◆ **Given information**
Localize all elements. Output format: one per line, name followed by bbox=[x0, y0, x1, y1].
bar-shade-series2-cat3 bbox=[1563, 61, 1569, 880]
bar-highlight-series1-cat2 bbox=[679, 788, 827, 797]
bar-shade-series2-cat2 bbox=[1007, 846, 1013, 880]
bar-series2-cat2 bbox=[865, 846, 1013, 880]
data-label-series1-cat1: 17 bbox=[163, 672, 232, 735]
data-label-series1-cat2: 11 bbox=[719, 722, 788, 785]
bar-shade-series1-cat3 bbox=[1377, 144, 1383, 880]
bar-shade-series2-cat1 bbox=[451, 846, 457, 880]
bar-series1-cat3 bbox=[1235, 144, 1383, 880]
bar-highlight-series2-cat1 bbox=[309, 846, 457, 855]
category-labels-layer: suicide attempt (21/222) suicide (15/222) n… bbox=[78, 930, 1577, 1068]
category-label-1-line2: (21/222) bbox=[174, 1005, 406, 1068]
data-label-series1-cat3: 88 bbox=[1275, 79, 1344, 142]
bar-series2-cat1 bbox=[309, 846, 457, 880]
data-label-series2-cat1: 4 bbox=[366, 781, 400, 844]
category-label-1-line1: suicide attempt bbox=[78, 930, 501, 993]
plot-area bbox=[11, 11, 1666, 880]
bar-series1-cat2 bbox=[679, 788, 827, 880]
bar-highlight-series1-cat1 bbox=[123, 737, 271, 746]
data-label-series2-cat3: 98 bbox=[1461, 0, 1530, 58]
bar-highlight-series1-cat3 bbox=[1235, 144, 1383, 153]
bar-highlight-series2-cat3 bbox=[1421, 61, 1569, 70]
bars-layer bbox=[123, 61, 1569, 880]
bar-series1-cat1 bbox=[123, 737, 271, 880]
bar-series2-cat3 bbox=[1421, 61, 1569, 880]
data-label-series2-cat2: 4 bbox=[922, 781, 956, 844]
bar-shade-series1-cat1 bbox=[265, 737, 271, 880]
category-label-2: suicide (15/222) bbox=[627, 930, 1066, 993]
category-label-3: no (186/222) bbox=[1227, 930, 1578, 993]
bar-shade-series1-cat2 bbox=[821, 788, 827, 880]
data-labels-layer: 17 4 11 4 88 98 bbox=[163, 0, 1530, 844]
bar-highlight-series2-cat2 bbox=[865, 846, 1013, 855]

==

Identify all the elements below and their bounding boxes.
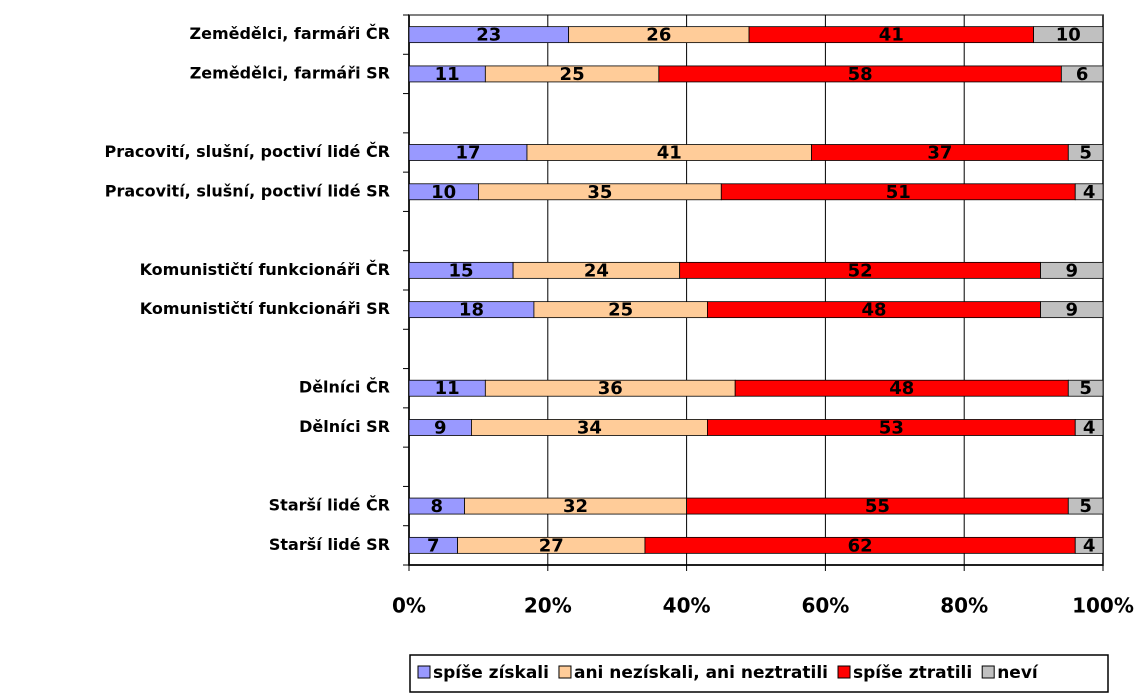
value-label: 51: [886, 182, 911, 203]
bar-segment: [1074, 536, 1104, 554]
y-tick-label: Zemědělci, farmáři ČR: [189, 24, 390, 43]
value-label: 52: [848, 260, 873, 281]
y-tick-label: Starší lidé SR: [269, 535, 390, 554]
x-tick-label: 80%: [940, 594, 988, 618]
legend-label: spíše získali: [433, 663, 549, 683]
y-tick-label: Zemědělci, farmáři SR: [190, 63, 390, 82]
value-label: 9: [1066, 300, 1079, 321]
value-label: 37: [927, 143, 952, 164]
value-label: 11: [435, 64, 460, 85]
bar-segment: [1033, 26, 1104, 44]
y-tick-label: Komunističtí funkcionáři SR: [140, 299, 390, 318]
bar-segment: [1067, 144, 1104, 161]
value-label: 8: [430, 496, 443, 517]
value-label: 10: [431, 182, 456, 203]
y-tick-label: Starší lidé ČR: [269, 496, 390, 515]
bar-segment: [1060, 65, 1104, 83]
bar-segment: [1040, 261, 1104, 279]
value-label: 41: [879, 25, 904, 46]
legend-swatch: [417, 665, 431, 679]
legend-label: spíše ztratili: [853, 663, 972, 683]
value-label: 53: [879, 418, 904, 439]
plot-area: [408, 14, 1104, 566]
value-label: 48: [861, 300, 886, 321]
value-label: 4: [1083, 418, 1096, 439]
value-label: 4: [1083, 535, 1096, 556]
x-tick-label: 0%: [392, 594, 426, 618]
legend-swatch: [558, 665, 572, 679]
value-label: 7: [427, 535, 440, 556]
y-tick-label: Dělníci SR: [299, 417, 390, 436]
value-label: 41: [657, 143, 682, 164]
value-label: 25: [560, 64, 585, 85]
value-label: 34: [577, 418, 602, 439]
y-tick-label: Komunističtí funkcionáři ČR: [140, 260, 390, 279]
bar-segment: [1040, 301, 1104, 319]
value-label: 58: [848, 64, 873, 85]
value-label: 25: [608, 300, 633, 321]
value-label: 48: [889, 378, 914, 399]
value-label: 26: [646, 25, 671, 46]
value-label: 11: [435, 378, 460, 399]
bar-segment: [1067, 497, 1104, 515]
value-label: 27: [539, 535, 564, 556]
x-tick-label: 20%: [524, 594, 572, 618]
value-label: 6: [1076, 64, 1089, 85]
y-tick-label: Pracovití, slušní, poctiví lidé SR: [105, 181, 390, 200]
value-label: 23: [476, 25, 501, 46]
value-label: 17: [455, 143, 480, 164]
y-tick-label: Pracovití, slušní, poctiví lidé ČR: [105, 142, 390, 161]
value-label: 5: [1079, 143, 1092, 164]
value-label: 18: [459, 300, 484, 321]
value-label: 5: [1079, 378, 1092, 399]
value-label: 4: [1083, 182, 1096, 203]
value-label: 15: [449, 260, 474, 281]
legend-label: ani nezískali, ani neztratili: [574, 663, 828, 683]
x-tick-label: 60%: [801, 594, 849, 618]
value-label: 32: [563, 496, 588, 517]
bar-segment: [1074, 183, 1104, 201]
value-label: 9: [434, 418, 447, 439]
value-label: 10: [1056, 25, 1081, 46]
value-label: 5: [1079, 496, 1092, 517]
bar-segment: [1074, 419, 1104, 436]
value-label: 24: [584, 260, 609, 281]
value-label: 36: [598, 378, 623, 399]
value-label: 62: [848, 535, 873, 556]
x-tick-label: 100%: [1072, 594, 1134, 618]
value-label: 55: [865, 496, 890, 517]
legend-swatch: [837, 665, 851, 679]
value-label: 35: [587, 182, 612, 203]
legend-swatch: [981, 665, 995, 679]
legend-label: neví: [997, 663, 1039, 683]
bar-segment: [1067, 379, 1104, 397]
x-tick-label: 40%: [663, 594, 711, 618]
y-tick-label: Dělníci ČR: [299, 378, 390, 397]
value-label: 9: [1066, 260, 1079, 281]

◆ **Task requirements**
Format the records from the line containing "Localize all elements." through the line containing "bar-highlight-series1-cat1 bbox=[123, 737, 271, 746]" as a JSON list of strings, with one string per line and blank lines left out.

◆ **Full output**
[
  "Localize all elements. Output format: one per line, name followed by bbox=[x0, y0, x1, y1].",
  "bar-shade-series2-cat3 bbox=[1563, 61, 1569, 880]",
  "bar-highlight-series1-cat2 bbox=[679, 788, 827, 797]",
  "bar-shade-series2-cat2 bbox=[1007, 846, 1013, 880]",
  "bar-series2-cat2 bbox=[865, 846, 1013, 880]",
  "data-label-series1-cat1: 17 bbox=[163, 672, 232, 735]",
  "data-label-series1-cat2: 11 bbox=[719, 722, 788, 785]",
  "bar-shade-series1-cat3 bbox=[1377, 144, 1383, 880]",
  "bar-shade-series2-cat1 bbox=[451, 846, 457, 880]",
  "bar-series1-cat3 bbox=[1235, 144, 1383, 880]",
  "bar-highlight-series2-cat1 bbox=[309, 846, 457, 855]",
  "category-labels-layer: suicide attempt (21/222) suicide (15/222) n… bbox=[78, 930, 1577, 1068]",
  "category-label-1-line2: (21/222) bbox=[174, 1005, 406, 1068]",
  "data-label-series1-cat3: 88 bbox=[1275, 79, 1344, 142]",
  "bar-series2-cat1 bbox=[309, 846, 457, 880]",
  "data-label-series2-cat1: 4 bbox=[366, 781, 400, 844]",
  "category-label-1-line1: suicide attempt bbox=[78, 930, 501, 993]",
  "plot-area bbox=[11, 11, 1666, 880]",
  "bar-series1-cat2 bbox=[679, 788, 827, 880]",
  "bar-highlight-series1-cat1 bbox=[123, 737, 271, 746]"
]